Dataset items
____

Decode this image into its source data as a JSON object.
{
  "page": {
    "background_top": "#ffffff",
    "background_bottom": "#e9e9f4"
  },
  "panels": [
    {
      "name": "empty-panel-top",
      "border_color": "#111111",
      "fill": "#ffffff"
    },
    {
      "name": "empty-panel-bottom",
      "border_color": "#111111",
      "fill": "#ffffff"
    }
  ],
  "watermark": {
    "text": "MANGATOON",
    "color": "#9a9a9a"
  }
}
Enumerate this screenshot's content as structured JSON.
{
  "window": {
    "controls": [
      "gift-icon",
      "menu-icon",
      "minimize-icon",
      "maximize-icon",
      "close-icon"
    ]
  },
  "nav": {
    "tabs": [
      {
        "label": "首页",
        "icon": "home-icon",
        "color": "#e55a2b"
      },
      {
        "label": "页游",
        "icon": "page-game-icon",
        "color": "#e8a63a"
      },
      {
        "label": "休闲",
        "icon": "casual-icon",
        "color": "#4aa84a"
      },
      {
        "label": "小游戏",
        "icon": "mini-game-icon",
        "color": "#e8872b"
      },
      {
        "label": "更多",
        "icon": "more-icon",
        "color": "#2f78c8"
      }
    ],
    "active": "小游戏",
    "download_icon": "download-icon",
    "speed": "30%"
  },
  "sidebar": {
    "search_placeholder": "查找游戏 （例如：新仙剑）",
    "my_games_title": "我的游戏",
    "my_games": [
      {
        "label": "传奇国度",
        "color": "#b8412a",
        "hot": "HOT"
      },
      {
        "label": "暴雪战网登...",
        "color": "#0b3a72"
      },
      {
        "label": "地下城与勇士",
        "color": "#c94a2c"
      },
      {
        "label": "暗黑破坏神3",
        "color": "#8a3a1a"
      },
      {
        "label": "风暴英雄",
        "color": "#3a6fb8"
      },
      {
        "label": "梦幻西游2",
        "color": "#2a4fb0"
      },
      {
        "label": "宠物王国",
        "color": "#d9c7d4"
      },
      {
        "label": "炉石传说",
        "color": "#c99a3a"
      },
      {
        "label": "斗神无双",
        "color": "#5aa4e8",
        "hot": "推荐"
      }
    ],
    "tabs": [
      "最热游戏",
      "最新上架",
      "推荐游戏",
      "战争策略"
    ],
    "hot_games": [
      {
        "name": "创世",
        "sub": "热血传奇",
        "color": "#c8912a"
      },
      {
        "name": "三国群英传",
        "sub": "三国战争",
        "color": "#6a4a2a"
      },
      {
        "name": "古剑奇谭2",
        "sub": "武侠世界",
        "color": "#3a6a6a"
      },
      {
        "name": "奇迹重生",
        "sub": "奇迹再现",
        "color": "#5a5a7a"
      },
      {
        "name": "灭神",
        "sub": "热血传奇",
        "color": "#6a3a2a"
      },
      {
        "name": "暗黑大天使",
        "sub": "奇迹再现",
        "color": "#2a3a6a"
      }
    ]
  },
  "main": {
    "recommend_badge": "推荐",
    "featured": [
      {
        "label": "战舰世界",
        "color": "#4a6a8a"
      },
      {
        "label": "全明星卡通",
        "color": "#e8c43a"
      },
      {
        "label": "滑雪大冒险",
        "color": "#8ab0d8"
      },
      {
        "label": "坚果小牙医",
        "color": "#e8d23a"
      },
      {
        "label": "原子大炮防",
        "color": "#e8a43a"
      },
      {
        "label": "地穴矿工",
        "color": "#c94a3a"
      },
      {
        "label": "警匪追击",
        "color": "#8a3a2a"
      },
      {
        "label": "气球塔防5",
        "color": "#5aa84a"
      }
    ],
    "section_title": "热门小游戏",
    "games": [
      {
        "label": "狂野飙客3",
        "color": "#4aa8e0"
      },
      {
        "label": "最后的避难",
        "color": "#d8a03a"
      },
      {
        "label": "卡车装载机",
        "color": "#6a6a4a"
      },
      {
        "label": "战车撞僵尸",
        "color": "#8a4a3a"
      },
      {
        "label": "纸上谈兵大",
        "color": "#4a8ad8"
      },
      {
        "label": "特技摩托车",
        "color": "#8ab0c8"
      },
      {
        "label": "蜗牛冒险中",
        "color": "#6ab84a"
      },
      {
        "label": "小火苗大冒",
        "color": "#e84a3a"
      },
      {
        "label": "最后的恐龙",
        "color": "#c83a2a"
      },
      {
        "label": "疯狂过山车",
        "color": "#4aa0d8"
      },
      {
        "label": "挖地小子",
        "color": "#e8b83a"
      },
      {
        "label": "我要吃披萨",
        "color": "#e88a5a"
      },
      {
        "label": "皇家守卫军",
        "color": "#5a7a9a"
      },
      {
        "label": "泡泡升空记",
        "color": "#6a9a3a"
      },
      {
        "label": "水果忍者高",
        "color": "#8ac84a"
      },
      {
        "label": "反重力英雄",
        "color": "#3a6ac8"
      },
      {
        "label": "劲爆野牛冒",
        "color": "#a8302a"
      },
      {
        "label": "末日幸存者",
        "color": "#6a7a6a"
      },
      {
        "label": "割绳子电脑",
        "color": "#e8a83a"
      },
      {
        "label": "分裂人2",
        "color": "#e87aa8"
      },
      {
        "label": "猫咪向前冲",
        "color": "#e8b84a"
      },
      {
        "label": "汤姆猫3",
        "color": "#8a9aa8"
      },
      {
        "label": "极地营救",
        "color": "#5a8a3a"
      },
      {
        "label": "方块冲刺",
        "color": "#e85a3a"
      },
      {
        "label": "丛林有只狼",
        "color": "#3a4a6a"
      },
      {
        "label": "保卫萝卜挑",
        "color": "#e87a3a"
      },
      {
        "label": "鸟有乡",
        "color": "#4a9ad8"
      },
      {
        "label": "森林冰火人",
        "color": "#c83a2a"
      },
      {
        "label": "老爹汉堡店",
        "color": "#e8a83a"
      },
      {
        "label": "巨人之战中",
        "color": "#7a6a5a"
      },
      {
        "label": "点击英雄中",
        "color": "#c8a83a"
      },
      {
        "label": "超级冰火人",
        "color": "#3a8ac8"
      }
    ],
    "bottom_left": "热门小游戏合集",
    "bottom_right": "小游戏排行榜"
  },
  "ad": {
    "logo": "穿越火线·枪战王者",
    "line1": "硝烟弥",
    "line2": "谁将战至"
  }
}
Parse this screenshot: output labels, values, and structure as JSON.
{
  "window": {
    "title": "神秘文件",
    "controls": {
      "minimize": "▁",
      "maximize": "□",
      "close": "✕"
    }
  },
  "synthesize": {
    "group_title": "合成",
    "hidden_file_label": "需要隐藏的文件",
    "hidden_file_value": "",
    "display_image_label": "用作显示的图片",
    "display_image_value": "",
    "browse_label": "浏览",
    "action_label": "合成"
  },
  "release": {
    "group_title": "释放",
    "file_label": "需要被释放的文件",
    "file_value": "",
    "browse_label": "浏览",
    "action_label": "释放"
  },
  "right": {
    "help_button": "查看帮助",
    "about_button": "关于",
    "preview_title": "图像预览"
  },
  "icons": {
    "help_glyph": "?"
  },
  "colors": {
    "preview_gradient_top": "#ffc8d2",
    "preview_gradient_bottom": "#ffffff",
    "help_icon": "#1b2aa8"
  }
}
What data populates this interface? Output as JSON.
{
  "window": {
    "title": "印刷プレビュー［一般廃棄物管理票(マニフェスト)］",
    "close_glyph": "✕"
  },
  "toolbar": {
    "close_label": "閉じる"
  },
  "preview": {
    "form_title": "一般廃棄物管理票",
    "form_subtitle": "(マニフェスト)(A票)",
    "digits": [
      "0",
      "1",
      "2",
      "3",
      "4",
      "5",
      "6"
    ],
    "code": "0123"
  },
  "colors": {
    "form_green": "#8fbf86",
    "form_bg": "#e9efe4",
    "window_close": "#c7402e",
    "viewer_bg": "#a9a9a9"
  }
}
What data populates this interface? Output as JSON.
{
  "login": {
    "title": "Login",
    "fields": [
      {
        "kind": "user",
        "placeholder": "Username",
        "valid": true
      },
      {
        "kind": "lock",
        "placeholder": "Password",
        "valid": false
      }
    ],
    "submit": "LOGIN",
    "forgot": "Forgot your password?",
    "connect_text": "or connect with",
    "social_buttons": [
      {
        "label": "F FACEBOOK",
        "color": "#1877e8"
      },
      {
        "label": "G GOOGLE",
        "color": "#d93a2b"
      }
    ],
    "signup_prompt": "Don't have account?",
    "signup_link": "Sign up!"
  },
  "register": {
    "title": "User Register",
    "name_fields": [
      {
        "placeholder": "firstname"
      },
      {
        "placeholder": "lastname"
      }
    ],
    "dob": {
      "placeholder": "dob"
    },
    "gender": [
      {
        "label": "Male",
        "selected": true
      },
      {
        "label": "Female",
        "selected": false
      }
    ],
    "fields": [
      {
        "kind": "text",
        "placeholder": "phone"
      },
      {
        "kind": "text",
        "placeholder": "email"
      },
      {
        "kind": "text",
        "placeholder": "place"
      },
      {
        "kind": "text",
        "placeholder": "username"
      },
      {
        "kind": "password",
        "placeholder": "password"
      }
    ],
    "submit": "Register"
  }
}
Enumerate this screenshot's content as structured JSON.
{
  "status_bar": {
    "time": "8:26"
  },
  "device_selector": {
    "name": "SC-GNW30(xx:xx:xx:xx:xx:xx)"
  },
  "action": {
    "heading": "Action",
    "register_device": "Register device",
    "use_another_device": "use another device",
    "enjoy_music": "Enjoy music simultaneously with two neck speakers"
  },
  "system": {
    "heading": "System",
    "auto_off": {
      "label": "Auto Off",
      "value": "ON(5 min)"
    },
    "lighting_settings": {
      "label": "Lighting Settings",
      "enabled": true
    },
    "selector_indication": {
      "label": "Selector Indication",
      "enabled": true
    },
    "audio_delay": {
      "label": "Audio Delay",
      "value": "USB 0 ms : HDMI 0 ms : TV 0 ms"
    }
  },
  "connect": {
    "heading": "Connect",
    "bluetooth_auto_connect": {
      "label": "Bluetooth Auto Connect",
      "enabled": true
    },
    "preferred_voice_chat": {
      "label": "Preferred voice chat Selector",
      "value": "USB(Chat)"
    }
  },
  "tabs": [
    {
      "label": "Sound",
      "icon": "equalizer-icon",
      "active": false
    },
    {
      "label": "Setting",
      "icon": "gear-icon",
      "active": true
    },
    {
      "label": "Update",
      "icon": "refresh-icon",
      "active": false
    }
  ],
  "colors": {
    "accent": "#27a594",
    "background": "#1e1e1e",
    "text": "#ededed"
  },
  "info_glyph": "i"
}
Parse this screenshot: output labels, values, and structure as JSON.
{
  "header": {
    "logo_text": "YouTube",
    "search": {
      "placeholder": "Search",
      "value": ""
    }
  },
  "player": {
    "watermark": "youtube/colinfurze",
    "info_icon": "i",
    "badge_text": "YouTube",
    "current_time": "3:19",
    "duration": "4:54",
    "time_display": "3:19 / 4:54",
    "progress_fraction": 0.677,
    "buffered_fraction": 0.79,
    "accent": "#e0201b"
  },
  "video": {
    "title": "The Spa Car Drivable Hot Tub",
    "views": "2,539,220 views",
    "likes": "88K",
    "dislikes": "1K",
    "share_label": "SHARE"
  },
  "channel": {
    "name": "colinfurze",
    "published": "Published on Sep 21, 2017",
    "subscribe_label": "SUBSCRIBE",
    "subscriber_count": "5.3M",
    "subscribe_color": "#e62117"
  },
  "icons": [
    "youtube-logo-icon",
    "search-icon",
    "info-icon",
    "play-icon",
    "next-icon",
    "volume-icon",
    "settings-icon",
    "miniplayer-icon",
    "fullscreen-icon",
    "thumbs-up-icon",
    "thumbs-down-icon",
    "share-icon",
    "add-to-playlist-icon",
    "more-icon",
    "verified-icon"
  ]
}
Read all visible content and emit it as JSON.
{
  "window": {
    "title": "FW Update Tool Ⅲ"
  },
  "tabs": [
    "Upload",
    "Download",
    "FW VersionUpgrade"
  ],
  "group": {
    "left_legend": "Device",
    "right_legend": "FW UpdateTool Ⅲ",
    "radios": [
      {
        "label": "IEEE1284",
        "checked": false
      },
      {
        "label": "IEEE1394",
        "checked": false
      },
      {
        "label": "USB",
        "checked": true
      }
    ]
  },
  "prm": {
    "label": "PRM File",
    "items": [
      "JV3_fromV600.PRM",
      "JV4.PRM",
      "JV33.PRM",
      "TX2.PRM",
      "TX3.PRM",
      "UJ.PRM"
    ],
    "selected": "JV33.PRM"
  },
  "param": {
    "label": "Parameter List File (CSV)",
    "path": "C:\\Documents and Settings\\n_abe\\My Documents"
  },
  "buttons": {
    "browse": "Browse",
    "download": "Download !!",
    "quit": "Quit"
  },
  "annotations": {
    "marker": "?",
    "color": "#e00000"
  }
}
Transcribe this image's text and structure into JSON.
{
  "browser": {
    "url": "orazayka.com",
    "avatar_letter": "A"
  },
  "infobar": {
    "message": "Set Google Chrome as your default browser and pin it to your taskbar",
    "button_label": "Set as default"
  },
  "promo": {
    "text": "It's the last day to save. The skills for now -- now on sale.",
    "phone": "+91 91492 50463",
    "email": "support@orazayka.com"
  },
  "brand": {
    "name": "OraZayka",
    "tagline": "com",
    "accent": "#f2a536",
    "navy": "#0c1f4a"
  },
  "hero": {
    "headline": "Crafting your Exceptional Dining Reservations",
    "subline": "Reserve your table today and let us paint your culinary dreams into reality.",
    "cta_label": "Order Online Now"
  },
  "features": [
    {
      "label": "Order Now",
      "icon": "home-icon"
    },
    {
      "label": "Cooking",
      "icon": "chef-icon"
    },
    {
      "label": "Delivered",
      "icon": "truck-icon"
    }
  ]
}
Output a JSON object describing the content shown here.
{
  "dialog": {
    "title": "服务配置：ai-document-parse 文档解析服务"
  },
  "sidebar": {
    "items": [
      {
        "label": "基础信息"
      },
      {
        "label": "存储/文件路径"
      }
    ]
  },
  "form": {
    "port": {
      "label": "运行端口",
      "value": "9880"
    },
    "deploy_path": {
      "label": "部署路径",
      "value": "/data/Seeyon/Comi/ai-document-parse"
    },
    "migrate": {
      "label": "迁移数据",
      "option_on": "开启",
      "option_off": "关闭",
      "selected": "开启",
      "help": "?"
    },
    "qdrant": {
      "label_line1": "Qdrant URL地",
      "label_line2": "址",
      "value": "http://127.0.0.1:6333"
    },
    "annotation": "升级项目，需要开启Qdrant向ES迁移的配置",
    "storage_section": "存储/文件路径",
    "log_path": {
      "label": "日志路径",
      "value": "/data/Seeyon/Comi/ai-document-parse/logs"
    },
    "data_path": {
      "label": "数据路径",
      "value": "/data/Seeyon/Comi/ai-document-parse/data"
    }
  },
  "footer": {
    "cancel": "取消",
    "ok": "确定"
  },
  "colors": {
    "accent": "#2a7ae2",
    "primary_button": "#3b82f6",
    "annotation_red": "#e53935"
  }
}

____

# PROBLEM REQUIREMENTS
A line counts if it holds the word "browser". Work out how many lines in the listing count, and give only that number.

# RIGHT ANSWER
2